● **Task prompt**: A word-for-word repetition of the records beneath this task is the expected answer.
[Given data Boundary: Start]
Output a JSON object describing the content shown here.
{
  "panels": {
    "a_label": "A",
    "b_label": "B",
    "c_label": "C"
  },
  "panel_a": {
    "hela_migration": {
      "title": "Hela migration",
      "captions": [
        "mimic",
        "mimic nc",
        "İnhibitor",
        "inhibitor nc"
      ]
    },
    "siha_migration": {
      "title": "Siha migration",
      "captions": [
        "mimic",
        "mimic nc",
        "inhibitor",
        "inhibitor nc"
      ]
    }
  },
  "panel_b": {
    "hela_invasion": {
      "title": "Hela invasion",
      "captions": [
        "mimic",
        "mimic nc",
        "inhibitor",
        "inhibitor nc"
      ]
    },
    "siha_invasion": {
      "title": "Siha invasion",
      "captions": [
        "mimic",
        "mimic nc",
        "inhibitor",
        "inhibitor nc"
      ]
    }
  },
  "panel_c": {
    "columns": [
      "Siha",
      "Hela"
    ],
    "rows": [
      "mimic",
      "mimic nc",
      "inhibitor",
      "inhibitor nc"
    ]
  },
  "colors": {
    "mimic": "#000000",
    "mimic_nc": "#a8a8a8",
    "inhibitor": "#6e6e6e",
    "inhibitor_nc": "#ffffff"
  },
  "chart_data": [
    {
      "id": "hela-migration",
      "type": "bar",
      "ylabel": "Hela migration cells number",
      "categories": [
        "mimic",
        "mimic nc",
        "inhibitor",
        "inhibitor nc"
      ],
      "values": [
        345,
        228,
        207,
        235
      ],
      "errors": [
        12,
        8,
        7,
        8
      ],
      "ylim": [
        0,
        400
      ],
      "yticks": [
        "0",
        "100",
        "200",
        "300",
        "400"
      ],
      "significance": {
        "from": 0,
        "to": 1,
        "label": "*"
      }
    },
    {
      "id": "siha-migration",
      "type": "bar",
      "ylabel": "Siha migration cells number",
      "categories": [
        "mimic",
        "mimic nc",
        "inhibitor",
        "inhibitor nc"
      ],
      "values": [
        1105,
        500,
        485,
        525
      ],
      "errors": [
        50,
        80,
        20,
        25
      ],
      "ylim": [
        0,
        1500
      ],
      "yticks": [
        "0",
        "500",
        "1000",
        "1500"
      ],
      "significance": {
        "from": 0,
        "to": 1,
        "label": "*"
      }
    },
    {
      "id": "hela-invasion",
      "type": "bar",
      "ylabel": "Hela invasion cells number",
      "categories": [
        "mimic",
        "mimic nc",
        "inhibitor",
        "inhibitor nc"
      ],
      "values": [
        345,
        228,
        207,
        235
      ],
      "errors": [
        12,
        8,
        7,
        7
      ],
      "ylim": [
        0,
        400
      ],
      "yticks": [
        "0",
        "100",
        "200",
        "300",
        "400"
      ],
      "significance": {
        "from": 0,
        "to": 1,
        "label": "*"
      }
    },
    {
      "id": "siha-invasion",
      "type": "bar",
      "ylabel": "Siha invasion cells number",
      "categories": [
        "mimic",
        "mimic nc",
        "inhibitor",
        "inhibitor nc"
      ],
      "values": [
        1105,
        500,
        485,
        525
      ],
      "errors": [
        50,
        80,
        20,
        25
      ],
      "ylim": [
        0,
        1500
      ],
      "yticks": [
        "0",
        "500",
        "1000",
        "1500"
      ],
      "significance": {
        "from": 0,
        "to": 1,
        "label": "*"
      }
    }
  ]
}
[Given data Boundary: End]
● **Solution for this exercise**:
Output a JSON object describing the content shown here.
{
  "panels": {
    "a_label": "A",
    "b_label": "B",
    "c_label": "C"
  },
  "panel_a": {
    "hela_migration": {
      "title": "Hela migration",
      "captions": [
        "mimic",
        "mimic nc",
        "İnhibitor",
        "inhibitor nc"
      ]
    },
    "siha_migration": {
      "title": "Siha migration",
      "captions": [
        "mimic",
        "mimic nc",
        "inhibitor",
        "inhibitor nc"
      ]
    }
  },
  "panel_b": {
    "hela_invasion": {
      "title": "Hela invasion",
      "captions": [
        "mimic",
        "mimic nc",
        "inhibitor",
        "inhibitor nc"
      ]
    },
    "siha_invasion": {
      "title": "Siha invasion",
      "captions": [
        "mimic",
        "mimic nc",
        "inhibitor",
        "inhibitor nc"
      ]
    }
  },
  "panel_c": {
    "columns": [
      "Siha",
      "Hela"
    ],
    "rows": [
      "mimic",
      "mimic nc",
      "inhibitor",
      "inhibitor nc"
    ]
  },
  "colors": {
    "mimic": "#000000",
    "mimic_nc": "#a8a8a8",
    "inhibitor": "#6e6e6e",
    "inhibitor_nc": "#ffffff"
  },
  "chart_data": [
    {
      "id": "hela-migration",
      "type": "bar",
      "ylabel": "Hela migration cells number",
      "categories": [
        "mimic",
        "mimic nc",
        "inhibitor",
        "inhibitor nc"
      ],
      "values": [
        345,
        228,
        207,
        235
      ],
      "errors": [
        12,
        8,
        7,
        8
      ],
      "ylim": [
        0,
        400
      ],
      "yticks": [
        "0",
        "100",
        "200",
        "300",
        "400"
      ],
      "significance": {
        "from": 0,
        "to": 1,
        "label": "*"
      }
    },
    {
      "id": "siha-migration",
      "type": "bar",
      "ylabel": "Siha migration cells number",
      "categories": [
        "mimic",
        "mimic nc",
        "inhibitor",
        "inhibitor nc"
      ],
      "values": [
        1105,
        500,
        485,
        525
      ],
      "errors": [
        50,
        80,
        20,
        25
      ],
      "ylim": [
        0,
        1500
      ],
      "yticks": [
        "0",
        "500",
        "1000",
        "1500"
      ],
      "significance": {
        "from": 0,
        "to": 1,
        "label": "*"
      }
    },
    {
      "id": "hela-invasion",
      "type": "bar",
      "ylabel": "Hela invasion cells number",
      "categories": [
        "mimic",
        "mimic nc",
        "inhibitor",
        "inhibitor nc"
      ],
      "values": [
        345,
        228,
        207,
        235
      ],
      "errors": [
        12,
        8,
        7,
        7
      ],
      "ylim": [
        0,
        400
      ],
      "yticks": [
        "0",
        "100",
        "200",
        "300",
        "400"
      ],
      "significance": {
        "from": 0,
        "to": 1,
        "label": "*"
      }
    },
    {
      "id": "siha-invasion",
      "type": "bar",
      "ylabel": "Siha invasion cells number",
      "categories": [
        "mimic",
        "mimic nc",
        "inhibitor",
        "inhibitor nc"
      ],
      "values": [
        1105,
        500,
        485,
        525
      ],
      "errors": [
        50,
        80,
        20,
        25
      ],
      "ylim": [
        0,
        1500
      ],
      "yticks": [
        "0",
        "500",
        "1000",
        "1500"
      ],
      "significance": {
        "from": 0,
        "to": 1,
        "label": "*"
      }
    }
  ]
}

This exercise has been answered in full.